**Exercise task**
Select from the data all lines with the word "that".

======== Material supplied

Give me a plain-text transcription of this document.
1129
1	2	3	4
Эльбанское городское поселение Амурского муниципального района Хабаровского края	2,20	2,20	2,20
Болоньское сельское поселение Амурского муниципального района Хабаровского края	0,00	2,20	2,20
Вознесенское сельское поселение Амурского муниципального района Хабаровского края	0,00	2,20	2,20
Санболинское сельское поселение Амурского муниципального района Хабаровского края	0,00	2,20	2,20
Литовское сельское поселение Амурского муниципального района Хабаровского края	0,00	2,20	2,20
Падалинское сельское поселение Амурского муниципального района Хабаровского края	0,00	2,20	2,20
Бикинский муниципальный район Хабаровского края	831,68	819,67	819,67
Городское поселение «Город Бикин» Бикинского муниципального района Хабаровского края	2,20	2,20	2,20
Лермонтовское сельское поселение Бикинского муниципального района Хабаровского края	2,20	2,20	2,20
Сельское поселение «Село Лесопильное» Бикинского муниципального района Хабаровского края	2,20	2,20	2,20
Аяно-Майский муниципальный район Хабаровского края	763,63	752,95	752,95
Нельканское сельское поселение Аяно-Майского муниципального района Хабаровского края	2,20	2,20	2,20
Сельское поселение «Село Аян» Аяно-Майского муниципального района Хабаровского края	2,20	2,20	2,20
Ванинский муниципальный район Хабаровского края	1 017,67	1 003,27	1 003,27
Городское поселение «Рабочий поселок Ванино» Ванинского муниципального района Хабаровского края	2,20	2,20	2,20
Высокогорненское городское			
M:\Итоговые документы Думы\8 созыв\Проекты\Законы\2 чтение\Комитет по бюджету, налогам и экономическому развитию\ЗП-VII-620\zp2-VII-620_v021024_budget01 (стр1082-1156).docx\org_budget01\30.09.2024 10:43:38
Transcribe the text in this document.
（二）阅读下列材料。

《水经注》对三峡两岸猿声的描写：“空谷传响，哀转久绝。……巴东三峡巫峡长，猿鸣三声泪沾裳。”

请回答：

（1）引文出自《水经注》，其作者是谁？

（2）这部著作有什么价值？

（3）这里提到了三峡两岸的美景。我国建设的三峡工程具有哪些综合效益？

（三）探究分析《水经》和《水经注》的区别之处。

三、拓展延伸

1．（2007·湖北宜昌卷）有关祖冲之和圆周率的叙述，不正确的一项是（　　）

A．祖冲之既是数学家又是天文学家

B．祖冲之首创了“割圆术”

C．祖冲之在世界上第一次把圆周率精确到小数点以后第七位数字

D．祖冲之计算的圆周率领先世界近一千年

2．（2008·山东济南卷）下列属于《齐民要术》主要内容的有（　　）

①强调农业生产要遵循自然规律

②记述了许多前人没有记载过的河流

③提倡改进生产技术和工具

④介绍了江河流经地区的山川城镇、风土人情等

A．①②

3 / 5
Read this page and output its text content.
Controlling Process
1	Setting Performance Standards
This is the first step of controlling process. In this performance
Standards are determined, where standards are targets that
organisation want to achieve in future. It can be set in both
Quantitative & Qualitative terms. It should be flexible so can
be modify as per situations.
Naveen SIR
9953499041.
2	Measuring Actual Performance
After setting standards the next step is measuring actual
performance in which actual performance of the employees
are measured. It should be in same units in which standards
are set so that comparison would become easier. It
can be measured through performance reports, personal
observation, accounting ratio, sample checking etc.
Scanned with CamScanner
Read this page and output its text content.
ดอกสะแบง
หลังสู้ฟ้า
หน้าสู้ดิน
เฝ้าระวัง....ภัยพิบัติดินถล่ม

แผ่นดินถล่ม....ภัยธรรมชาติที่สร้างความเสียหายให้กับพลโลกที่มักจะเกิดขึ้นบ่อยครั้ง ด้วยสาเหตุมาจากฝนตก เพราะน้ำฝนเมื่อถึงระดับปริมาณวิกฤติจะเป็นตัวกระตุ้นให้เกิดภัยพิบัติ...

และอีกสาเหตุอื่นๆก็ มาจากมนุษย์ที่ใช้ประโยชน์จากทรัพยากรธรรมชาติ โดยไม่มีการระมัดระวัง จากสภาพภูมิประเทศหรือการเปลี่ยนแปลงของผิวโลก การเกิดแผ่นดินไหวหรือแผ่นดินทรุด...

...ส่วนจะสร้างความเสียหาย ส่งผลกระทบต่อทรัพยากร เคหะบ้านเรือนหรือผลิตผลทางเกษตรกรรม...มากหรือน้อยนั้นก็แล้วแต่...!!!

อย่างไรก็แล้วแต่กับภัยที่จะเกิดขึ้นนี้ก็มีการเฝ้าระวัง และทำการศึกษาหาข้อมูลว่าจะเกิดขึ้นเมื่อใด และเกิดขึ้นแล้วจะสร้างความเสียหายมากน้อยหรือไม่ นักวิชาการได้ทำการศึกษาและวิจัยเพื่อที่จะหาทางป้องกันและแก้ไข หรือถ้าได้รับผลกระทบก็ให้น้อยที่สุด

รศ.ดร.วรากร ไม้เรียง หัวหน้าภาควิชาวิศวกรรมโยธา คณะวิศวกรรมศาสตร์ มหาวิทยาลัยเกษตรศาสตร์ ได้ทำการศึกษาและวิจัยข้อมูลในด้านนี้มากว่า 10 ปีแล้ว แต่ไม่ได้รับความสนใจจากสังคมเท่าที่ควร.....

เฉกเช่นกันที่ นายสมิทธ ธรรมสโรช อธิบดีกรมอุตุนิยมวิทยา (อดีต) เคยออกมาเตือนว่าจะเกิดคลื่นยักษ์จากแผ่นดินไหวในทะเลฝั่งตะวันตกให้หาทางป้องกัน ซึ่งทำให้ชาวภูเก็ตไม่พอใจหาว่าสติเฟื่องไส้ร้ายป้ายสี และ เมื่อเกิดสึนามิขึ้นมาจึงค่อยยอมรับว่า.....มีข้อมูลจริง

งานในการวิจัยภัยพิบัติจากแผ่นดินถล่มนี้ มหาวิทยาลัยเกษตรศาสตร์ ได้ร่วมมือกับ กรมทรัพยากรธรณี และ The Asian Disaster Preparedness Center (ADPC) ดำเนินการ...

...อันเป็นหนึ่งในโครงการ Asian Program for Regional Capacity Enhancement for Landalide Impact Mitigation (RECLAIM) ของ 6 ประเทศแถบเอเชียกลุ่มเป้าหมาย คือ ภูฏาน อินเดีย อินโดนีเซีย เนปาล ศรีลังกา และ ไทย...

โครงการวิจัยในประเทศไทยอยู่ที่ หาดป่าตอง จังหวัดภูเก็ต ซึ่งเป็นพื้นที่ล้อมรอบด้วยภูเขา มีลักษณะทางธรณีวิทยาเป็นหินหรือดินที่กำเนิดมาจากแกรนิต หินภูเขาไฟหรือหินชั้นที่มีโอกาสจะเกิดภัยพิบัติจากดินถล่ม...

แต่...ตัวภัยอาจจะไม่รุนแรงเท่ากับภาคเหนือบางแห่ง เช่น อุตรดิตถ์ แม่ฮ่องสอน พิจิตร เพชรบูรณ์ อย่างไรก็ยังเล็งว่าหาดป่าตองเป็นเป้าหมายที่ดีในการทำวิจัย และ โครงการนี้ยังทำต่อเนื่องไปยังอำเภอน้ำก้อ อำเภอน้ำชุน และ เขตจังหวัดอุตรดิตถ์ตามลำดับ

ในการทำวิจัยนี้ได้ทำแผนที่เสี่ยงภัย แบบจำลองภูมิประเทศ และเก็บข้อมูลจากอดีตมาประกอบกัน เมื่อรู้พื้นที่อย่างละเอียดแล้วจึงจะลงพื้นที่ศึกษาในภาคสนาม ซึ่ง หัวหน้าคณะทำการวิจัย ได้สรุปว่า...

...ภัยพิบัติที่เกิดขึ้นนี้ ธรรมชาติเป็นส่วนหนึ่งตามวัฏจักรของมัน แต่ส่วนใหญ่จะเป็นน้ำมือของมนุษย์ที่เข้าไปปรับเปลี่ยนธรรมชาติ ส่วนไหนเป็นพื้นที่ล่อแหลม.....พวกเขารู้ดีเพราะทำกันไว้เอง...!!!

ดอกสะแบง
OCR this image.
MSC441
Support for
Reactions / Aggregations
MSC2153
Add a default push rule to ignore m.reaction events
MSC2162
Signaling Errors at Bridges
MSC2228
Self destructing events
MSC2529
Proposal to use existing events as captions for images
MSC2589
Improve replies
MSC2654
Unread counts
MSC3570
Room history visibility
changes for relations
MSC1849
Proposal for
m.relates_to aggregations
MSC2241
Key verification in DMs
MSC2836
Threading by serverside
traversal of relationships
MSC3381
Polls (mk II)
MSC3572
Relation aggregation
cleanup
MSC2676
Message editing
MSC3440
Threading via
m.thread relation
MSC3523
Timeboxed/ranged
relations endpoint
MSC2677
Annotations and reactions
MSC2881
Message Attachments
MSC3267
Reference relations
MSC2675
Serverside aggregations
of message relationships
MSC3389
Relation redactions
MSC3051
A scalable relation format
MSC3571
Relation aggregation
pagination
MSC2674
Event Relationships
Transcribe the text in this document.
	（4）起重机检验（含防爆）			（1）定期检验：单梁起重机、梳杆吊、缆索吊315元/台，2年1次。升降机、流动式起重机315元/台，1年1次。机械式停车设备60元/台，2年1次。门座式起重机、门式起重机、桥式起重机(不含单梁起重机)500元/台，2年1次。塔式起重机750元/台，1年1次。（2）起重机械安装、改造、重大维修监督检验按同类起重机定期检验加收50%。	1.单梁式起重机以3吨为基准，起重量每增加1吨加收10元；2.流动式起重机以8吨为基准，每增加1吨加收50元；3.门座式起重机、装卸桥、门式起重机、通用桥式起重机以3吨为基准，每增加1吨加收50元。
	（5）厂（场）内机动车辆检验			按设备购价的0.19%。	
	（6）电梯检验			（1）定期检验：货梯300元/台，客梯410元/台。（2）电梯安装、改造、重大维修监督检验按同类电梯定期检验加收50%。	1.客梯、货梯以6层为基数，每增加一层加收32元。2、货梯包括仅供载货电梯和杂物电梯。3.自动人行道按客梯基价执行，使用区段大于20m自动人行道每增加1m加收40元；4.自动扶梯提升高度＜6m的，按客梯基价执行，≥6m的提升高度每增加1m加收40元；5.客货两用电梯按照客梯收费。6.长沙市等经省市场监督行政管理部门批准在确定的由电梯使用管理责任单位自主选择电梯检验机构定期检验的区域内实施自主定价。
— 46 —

================

**Complete response**
Standards are determined, where standards are targets that
are set so that comparison would become easier. It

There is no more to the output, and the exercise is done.